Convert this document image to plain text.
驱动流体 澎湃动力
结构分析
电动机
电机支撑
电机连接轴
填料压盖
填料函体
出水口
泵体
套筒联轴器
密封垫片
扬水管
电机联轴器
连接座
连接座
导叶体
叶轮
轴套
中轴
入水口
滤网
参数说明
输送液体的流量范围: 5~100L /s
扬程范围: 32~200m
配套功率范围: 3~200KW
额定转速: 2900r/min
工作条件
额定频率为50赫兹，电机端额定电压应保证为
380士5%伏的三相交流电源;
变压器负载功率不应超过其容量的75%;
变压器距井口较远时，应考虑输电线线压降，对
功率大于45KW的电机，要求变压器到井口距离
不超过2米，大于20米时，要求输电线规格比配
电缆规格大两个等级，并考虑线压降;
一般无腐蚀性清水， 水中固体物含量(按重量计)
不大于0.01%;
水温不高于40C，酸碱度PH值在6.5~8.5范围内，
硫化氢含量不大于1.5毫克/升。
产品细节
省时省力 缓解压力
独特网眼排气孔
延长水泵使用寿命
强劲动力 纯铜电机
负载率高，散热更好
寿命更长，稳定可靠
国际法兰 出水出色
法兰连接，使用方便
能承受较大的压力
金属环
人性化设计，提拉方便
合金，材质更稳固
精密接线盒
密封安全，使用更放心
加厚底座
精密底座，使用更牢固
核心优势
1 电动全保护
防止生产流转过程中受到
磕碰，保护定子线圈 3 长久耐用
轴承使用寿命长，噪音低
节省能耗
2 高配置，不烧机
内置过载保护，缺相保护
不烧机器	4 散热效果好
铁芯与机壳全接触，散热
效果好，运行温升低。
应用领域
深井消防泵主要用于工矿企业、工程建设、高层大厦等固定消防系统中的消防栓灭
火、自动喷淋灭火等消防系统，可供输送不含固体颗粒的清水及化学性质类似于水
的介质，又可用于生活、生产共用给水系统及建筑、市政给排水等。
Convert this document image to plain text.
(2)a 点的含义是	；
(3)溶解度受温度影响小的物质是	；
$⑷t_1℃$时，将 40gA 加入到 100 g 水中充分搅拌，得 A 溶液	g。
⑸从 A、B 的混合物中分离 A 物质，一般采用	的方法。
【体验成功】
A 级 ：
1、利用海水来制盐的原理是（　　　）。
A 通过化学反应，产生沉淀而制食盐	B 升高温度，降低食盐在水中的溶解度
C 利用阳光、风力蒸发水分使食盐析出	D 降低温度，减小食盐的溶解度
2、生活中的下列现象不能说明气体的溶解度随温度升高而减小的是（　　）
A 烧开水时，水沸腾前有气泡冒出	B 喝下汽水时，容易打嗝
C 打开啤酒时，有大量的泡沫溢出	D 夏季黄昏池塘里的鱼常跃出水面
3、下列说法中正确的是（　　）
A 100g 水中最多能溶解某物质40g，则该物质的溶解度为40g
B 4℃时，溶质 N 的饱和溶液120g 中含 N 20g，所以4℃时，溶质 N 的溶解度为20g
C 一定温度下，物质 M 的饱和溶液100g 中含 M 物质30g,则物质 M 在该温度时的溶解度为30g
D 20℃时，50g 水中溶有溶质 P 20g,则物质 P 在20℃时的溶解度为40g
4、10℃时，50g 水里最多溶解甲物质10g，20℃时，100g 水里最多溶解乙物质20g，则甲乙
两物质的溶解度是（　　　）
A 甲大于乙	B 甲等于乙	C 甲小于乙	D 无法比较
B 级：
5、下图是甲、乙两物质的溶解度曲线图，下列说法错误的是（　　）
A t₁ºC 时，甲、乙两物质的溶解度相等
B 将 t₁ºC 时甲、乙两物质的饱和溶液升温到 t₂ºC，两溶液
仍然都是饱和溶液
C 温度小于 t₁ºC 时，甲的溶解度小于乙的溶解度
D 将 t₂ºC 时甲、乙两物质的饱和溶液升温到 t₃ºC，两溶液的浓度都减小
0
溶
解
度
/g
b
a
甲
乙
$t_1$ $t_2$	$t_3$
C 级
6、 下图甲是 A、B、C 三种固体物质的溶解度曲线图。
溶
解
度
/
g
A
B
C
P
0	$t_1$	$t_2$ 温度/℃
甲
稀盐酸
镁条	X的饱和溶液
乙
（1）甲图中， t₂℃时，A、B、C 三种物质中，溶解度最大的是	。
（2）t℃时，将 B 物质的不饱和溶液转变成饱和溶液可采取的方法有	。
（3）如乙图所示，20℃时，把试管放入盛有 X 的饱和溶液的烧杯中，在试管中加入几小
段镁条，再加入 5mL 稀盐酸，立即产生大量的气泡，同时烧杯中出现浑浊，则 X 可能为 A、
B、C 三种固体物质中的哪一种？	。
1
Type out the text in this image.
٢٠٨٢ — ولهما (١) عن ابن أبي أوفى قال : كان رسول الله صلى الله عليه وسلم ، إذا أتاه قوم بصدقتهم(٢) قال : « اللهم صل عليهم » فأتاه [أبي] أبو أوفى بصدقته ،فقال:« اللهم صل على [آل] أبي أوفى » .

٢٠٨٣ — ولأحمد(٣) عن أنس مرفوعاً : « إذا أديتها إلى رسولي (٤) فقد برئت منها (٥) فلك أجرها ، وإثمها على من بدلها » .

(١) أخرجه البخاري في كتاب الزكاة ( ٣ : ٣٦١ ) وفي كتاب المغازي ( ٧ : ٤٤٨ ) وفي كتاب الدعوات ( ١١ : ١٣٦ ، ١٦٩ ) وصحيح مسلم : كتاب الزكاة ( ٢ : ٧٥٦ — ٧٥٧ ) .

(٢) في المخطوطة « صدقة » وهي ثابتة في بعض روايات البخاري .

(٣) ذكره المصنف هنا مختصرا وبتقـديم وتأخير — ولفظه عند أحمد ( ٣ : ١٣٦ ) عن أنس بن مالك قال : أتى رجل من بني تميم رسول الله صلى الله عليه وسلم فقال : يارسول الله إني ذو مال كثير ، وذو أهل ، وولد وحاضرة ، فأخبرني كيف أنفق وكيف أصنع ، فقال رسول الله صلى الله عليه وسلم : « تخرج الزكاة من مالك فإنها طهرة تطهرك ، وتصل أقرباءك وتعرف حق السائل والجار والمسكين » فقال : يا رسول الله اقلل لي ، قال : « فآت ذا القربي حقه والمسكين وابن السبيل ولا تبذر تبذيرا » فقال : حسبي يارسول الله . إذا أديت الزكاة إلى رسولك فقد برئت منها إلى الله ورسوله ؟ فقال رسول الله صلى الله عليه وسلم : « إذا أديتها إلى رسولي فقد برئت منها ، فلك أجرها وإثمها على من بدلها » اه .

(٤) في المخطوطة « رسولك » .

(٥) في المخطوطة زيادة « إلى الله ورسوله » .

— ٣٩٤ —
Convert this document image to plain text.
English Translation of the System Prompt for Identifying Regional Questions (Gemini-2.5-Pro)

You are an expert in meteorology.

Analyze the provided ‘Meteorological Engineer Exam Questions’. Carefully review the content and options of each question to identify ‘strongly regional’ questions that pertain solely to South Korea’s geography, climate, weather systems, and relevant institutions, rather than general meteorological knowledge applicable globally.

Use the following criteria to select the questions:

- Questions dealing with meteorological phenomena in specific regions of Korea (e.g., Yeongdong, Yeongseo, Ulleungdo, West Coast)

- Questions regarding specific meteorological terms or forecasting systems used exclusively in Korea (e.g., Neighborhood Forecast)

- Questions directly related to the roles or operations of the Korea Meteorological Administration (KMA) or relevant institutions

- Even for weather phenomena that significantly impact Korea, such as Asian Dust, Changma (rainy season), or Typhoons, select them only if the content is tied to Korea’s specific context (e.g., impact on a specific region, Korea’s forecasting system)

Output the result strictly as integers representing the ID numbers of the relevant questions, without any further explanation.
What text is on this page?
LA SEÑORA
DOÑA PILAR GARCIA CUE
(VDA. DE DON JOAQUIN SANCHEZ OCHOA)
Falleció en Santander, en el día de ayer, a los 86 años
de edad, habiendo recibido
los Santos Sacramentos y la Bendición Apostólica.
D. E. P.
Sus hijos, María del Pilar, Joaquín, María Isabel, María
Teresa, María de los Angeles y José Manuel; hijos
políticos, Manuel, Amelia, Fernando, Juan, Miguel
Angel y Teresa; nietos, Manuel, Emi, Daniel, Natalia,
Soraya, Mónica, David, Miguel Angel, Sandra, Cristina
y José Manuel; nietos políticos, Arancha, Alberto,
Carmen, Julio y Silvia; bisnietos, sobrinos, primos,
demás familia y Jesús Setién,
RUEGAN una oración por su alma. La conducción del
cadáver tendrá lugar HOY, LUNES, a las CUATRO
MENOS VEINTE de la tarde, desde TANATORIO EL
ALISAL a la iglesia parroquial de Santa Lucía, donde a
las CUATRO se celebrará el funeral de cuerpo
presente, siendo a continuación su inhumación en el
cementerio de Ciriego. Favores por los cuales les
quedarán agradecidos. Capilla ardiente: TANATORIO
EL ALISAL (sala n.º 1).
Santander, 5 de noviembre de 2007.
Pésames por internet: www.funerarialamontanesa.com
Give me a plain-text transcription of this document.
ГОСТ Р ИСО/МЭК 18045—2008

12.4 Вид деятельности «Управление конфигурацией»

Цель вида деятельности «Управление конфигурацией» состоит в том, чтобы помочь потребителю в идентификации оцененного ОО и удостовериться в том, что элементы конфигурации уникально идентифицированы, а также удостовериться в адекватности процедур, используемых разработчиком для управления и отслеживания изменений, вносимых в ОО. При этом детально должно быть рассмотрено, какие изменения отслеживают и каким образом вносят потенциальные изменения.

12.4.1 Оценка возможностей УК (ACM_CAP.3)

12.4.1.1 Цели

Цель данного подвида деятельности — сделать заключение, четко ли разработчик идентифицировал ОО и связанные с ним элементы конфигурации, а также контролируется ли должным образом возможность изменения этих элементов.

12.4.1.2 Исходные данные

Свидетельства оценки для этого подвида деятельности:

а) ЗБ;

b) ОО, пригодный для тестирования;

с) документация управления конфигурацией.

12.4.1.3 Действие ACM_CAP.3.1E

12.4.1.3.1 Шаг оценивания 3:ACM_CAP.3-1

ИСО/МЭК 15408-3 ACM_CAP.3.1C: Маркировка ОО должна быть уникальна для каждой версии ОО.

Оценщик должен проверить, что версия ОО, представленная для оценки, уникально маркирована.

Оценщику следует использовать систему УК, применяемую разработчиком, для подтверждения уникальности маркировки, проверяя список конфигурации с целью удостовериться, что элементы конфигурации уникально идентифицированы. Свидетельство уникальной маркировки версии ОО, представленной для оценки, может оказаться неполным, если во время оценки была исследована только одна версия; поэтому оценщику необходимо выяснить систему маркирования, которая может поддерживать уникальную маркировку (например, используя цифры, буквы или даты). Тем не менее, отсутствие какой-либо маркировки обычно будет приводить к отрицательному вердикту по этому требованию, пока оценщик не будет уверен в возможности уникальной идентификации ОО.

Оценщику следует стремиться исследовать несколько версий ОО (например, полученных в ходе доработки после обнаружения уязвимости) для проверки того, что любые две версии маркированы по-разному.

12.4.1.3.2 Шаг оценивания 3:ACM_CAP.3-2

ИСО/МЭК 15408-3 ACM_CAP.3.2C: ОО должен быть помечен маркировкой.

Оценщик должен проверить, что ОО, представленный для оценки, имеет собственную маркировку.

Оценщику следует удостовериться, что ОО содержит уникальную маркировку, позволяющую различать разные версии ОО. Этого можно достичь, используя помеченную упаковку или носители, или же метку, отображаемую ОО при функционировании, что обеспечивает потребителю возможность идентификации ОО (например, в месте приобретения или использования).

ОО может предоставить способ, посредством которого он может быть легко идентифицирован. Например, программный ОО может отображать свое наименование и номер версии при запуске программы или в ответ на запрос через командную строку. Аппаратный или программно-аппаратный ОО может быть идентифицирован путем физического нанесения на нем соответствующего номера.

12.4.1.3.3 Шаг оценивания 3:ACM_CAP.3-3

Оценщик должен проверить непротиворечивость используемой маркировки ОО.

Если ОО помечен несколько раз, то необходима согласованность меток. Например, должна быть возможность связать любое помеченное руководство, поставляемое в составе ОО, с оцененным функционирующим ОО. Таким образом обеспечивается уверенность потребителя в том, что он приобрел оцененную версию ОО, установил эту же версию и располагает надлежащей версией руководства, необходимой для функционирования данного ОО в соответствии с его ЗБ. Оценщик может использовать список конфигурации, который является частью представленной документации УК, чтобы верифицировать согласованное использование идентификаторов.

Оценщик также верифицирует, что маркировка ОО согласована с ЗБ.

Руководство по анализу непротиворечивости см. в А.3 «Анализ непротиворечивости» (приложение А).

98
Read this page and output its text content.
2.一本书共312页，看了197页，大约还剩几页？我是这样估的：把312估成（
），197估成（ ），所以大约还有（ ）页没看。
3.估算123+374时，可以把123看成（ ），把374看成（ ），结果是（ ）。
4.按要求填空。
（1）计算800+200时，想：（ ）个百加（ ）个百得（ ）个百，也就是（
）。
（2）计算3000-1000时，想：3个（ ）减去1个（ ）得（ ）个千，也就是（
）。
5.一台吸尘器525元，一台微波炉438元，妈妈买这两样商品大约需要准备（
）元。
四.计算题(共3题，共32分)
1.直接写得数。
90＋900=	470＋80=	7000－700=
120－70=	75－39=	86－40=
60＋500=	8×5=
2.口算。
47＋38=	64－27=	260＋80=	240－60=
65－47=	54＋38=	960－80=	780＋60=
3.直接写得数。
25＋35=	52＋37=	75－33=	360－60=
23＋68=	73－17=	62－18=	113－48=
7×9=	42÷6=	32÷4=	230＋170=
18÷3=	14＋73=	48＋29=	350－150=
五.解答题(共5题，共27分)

+++

== SHORT PROBLEM ==
Pick out all lines from the data above in which the word "подвида" appears.

== ANSWER TO THIS TASK ==
Цель данного подвида деятельности — сделать заключение, четко ли разработчик идентифицировал ОО и связанные с ним элементы конфигурации, а также контролируется ли должным образом возможность изменения этих элементов.
Свидетельства оценки для этого подвида деятельности:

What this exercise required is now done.